=== WHAT YOU NEED TO DO ===
In the abstract on repair replication of DNA in Mycoplasma laidlawii B, at about what ultraviolet dose did the amount of repair reach apparent saturation?

=== TEXT ===
Repair replication of DNA in ultraviolet irradiated Mycoplasma laidlawii B

Abstract

Cesium chloride density-gradient techniques were used to detect repair replication in the pleuropneumonia-like organism Mycoplasma laidlawii B following ultraviolet irradiation. Two methods of analysis were used, the first assaying repair in parental DNA shortly after u.v. irradiation, the second assaying repair in the parental DNA only after one round of semi-conservative replication. The second method assays repair only in DNA which has been rendered functional with respect to normal replication following the u.v. irradiation. For a dose of 85 ergs/mm 2, the kinetics of repair replication were linear to apparent saturation after about 0.5 generation and a replacement of 1.2% of the M. laidlawii B chromosome. A dose-response analysis showed that the amount of repair increased rapidly with dose at low u.v. doses (less than 5 ergs/mm 2), but then more slowly to an apparent saturation at about 100 ergs/mm 2. Both assay methods yielded essentially the same values, indicating no difference between the extent of repair replication ahead of and behind the normal replication growing point. Visible light illumination after ultraviolet light reduced the amount of repair replication, as consistent with the existence of an enzymic mechanism for photoreactivation in this organism. The existence of repair replication in the mycoplasmas, possibly the simplest of free-living organisms, demonstrates the importance of repair mechanisms for the maintenance of genetic continuity in living systems.

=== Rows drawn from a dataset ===
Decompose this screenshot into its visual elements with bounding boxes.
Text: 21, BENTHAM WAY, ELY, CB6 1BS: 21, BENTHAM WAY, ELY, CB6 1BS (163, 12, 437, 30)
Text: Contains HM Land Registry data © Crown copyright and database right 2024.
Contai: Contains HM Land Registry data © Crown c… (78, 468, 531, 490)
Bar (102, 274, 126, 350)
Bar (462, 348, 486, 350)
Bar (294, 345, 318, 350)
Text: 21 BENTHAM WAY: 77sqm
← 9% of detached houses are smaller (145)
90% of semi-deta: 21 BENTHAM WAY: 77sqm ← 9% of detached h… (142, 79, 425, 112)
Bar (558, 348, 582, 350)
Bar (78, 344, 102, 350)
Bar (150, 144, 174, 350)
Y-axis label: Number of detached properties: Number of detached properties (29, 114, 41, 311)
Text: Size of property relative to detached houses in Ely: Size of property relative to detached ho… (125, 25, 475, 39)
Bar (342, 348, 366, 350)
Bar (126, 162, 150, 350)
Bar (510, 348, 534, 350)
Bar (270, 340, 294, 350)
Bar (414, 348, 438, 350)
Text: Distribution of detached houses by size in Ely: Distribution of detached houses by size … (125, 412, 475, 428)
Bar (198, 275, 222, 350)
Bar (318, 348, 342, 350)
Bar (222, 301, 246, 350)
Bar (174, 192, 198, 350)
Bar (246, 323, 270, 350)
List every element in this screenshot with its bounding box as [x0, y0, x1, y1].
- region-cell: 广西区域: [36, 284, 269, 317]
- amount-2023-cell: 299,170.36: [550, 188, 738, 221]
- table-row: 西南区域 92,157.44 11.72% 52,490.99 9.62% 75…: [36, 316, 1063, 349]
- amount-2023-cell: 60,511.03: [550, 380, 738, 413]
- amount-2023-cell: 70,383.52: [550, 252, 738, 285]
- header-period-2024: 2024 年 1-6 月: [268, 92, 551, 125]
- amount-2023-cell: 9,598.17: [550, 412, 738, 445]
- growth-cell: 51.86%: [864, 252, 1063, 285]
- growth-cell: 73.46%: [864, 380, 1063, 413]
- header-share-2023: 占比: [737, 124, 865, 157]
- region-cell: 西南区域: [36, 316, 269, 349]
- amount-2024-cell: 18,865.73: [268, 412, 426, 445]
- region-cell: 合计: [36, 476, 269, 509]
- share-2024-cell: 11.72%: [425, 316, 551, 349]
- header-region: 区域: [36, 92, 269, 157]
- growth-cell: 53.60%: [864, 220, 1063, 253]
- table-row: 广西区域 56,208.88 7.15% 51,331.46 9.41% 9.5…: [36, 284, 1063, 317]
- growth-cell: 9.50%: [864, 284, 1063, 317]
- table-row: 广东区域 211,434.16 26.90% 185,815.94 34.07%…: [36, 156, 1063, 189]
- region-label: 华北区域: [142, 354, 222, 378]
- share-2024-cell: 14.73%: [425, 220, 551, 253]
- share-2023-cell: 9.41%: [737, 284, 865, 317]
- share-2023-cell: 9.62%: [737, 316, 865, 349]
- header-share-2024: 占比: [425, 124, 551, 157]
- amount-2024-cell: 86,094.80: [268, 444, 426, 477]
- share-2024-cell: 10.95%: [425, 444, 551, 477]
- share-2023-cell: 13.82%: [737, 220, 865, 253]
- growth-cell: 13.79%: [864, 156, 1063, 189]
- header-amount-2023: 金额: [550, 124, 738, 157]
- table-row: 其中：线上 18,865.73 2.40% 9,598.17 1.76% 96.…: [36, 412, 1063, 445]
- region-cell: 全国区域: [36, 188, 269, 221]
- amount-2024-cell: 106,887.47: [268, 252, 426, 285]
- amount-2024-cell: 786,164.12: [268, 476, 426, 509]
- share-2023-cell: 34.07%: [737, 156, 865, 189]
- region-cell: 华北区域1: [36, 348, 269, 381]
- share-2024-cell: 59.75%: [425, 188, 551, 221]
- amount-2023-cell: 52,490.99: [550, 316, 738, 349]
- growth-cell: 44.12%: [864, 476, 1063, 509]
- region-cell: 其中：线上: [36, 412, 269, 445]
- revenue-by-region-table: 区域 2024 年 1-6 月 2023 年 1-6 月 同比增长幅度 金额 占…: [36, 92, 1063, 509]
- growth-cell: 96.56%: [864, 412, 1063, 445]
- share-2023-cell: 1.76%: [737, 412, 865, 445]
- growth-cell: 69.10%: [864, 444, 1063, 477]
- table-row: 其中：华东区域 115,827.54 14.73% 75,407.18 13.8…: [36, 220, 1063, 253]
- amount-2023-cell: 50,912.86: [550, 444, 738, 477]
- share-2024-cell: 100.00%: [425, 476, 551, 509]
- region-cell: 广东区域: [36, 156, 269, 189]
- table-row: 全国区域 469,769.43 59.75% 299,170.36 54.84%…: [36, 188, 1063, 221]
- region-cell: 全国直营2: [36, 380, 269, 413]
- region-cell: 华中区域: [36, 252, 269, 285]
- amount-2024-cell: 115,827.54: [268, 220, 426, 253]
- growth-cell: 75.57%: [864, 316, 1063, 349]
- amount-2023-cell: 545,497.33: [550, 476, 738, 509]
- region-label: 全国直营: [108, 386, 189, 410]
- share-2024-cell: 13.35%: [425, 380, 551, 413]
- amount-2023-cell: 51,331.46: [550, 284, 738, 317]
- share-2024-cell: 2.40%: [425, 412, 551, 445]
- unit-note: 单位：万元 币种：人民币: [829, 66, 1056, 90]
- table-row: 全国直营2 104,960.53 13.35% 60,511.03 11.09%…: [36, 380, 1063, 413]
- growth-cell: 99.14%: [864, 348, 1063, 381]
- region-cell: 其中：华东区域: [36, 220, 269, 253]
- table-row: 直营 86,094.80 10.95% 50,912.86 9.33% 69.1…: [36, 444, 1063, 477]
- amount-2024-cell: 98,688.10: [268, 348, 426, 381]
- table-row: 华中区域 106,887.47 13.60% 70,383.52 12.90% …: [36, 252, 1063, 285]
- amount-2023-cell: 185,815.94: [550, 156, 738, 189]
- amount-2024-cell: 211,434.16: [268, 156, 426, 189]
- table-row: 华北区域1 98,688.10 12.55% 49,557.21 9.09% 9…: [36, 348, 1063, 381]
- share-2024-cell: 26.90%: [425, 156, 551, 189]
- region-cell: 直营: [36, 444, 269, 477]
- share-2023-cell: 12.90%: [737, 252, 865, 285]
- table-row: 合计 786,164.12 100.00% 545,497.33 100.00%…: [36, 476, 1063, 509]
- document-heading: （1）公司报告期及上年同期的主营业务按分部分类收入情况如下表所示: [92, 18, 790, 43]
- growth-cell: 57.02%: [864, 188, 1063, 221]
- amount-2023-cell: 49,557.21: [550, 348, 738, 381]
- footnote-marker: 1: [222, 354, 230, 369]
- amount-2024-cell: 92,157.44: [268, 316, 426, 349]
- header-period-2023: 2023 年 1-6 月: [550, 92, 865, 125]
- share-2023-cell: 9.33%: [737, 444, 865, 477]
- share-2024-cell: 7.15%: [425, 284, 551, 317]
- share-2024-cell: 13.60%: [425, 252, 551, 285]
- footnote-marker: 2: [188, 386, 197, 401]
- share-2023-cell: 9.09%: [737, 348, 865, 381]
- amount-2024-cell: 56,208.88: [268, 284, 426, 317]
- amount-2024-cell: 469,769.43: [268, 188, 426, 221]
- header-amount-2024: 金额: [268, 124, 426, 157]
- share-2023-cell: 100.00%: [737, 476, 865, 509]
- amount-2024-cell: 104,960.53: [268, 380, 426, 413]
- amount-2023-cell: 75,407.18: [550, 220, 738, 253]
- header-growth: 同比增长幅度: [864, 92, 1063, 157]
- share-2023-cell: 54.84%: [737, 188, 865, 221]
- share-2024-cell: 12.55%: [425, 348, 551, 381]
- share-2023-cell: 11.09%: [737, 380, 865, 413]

=== WRITTEN SOLUTION ===
At about 100 ergs/mm².